▶ [Direction]: Track down the lines that contain "Montanti" and copy them.

--- BEGIN Given data ---

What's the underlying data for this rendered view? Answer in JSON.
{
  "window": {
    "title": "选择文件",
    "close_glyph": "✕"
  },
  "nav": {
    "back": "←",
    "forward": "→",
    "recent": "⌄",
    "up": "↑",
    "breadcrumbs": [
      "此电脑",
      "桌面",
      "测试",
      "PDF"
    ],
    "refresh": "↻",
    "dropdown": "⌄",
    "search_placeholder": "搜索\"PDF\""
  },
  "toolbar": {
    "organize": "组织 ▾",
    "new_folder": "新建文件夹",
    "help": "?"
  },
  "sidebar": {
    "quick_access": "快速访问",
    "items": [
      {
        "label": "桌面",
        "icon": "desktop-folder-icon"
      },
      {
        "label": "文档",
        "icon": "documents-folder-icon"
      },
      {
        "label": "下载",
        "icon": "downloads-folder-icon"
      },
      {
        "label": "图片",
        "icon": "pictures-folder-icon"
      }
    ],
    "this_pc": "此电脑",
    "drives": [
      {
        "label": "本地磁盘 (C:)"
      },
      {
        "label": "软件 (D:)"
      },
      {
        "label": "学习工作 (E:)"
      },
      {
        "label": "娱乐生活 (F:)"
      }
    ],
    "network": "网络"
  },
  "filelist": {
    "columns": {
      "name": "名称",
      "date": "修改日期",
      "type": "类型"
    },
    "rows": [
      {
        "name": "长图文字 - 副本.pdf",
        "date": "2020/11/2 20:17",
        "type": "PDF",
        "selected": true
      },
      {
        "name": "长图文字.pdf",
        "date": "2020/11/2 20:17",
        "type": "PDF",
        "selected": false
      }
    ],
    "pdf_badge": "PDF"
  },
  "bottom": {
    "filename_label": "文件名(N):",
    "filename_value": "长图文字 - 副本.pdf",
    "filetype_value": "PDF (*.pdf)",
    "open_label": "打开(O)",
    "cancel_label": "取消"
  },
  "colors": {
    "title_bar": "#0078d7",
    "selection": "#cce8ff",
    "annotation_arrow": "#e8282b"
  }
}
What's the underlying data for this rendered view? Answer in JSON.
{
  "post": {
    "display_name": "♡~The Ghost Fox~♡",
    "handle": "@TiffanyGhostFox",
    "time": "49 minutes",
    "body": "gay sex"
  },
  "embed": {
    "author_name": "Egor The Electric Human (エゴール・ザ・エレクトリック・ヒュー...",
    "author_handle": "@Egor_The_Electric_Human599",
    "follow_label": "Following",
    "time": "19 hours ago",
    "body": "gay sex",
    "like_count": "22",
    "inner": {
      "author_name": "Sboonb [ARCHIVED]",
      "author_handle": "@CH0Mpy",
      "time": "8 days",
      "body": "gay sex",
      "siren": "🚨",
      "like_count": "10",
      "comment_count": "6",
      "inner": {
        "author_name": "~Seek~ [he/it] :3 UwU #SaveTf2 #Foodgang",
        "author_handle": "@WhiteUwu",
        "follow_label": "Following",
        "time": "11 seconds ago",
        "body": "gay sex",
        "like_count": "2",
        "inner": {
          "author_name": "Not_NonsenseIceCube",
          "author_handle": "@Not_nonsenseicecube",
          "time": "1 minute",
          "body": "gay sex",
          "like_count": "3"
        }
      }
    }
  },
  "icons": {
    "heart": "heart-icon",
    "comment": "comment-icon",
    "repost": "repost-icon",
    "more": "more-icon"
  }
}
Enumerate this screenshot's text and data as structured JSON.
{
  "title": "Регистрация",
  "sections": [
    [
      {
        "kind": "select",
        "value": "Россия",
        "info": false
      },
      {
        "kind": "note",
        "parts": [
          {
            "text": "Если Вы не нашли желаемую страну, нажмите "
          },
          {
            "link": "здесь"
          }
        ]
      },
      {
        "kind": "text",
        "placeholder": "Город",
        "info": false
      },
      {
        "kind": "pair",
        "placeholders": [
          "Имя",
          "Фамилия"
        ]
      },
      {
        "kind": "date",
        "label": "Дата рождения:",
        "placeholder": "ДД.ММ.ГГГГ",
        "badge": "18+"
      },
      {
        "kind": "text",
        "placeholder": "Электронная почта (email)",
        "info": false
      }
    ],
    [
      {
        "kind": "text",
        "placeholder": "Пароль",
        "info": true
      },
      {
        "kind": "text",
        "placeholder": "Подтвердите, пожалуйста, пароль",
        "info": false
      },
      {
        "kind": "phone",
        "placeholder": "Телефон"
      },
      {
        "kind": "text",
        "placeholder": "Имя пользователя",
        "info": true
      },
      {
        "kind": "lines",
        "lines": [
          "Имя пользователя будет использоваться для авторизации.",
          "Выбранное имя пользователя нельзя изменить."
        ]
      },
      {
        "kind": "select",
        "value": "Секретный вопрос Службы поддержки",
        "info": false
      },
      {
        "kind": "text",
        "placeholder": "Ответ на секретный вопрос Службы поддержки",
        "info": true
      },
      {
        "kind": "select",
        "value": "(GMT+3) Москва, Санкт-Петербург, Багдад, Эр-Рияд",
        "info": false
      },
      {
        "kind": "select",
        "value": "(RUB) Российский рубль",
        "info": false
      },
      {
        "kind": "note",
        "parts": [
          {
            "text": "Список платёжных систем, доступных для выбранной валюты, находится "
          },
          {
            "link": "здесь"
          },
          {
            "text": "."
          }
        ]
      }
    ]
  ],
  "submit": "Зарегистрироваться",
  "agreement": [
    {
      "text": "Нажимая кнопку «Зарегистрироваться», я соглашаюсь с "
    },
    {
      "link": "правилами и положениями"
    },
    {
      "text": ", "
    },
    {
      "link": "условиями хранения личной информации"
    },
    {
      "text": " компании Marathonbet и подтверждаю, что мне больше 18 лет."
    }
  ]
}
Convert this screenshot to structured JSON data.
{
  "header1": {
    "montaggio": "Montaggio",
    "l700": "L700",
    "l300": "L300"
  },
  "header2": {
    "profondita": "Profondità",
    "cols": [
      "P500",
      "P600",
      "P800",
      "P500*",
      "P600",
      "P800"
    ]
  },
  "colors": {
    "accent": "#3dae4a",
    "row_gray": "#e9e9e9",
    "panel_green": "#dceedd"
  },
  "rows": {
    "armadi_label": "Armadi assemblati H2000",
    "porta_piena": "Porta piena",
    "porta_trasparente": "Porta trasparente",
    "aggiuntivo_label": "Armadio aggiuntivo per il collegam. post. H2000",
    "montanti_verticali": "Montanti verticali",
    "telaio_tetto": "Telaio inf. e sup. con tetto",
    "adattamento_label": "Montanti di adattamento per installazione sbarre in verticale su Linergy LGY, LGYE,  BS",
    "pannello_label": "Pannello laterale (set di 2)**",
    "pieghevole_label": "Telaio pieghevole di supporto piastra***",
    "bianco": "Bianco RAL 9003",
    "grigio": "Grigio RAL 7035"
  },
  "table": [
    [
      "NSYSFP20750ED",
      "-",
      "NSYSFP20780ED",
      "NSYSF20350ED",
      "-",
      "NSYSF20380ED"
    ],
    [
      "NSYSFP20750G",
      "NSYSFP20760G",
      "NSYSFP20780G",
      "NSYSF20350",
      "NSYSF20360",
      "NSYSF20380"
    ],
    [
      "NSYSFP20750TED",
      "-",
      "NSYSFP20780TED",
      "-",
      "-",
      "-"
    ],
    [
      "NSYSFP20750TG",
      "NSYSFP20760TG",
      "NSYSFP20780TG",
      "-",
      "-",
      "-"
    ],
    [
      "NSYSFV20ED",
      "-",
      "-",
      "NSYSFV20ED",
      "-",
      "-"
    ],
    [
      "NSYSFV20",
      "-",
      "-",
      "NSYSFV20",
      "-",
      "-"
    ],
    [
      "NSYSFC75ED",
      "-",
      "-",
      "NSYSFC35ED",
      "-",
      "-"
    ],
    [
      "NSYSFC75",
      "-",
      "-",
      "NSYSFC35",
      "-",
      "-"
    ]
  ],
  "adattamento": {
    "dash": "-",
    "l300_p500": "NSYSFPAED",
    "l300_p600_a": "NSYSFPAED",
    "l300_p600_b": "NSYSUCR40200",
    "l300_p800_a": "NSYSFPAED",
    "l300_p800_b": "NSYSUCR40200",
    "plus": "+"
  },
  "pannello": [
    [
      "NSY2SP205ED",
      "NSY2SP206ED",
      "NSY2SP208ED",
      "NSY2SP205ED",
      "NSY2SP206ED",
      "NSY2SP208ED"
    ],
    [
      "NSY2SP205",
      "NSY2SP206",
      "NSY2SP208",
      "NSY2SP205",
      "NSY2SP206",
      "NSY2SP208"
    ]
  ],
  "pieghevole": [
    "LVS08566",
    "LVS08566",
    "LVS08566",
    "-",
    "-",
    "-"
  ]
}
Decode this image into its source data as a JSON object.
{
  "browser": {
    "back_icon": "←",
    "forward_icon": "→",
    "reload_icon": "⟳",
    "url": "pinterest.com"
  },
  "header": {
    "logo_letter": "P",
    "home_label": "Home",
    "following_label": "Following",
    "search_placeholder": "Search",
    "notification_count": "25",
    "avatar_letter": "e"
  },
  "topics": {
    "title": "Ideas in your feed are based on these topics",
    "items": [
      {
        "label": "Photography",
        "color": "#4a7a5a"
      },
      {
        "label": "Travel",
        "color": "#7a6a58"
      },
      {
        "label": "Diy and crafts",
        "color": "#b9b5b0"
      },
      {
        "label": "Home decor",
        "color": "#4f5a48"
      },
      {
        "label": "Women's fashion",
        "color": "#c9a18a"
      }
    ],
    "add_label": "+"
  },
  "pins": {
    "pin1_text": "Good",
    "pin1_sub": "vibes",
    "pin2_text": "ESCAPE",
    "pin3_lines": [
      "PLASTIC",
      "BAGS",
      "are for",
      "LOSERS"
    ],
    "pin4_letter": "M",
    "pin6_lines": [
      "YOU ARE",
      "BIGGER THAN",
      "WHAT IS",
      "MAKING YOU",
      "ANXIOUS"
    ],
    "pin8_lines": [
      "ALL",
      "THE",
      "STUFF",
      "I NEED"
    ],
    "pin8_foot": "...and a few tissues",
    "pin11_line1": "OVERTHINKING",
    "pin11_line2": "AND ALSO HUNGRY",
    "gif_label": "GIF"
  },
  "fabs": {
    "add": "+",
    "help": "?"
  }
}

--- END Given data ---

▶ [Task solution]:
    "montanti_verticali": "Montanti verticali",
    "adattamento_label": "Montanti di adattamento per installazione sbarre in verticale su Linergy LGY, LGYE,  BS",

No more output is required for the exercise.